▸ **WHAT YOU HAVE TO DO**: Every line that holds "TheBottleneck" should be shown.

▸ **ENTRIES**:
--- Begin ---

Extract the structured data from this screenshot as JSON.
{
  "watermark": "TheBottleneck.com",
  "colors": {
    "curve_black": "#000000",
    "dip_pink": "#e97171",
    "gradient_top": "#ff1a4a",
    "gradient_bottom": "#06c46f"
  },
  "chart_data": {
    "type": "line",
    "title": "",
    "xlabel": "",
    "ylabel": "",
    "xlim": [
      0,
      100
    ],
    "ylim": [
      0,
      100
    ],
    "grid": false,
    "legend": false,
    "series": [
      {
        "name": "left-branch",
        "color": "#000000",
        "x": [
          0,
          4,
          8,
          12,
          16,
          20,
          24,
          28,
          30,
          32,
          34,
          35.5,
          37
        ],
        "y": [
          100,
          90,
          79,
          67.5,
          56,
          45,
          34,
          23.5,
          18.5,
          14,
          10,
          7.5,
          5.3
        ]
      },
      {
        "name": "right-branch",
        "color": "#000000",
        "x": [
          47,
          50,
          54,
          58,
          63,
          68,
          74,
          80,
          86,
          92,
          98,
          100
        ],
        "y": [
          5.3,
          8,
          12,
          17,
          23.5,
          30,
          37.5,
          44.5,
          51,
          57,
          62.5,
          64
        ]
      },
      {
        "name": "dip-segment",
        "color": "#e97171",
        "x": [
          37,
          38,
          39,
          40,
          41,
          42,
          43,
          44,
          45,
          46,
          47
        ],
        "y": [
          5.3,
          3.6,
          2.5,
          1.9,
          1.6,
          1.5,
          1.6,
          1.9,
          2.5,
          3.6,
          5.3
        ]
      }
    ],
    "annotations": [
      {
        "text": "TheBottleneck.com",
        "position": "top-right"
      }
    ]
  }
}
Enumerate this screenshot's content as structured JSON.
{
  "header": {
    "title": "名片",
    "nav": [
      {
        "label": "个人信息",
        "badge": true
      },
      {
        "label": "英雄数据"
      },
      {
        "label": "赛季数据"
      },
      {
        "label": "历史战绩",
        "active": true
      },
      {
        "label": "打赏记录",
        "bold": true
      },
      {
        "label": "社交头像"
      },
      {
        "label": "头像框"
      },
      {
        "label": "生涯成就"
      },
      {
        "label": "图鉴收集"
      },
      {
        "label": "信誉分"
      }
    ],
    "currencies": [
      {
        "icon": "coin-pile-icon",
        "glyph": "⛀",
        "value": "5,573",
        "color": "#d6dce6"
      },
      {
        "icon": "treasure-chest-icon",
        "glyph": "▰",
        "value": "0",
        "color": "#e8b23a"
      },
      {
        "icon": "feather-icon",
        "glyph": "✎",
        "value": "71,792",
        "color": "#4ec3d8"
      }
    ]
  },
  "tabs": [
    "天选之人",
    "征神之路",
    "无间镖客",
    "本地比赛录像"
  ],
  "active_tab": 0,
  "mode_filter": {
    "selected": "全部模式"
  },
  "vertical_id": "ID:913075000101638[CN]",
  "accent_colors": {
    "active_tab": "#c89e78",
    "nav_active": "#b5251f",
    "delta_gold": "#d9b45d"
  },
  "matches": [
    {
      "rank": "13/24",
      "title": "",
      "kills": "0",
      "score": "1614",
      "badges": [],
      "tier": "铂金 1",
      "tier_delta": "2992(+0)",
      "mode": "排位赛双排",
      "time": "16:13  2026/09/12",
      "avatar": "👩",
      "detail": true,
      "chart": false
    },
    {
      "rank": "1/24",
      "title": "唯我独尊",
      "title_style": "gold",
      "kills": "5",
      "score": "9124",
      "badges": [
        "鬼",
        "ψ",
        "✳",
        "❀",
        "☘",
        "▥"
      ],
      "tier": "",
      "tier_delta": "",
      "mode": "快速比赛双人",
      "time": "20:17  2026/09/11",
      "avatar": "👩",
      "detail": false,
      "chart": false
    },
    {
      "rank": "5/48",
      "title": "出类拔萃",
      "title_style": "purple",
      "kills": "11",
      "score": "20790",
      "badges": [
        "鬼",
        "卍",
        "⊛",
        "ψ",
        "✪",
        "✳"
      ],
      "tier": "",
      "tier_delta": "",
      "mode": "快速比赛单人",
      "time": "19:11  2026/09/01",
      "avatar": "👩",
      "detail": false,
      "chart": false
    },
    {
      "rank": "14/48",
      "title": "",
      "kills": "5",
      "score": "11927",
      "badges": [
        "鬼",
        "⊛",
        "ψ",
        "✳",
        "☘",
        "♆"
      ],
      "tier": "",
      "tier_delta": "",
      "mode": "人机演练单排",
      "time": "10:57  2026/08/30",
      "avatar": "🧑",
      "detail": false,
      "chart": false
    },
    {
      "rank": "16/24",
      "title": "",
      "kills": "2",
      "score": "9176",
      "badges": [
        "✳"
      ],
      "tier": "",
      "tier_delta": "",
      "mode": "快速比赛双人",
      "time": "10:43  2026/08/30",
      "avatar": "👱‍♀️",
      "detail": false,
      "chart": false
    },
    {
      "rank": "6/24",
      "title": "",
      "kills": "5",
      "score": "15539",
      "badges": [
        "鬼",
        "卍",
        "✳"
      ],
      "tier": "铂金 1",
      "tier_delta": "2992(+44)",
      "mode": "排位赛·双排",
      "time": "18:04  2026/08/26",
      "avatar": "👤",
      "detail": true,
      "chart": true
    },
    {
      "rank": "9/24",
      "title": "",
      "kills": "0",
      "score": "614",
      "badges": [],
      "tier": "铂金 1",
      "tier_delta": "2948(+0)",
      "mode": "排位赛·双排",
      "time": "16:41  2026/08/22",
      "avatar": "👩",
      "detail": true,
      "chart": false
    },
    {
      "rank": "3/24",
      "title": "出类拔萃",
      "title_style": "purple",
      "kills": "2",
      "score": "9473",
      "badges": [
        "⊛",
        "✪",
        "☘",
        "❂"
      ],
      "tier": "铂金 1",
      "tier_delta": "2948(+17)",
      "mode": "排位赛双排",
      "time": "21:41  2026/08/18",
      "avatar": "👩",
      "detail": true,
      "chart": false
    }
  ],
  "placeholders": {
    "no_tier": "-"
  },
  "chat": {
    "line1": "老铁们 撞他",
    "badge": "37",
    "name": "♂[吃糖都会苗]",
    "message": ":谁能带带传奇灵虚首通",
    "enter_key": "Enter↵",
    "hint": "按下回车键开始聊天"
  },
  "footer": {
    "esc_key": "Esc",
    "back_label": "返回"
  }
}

--- End ---

▸ **IN RESPONSE**:
  "watermark": "TheBottleneck.com",
        "text": "TheBottleneck.com",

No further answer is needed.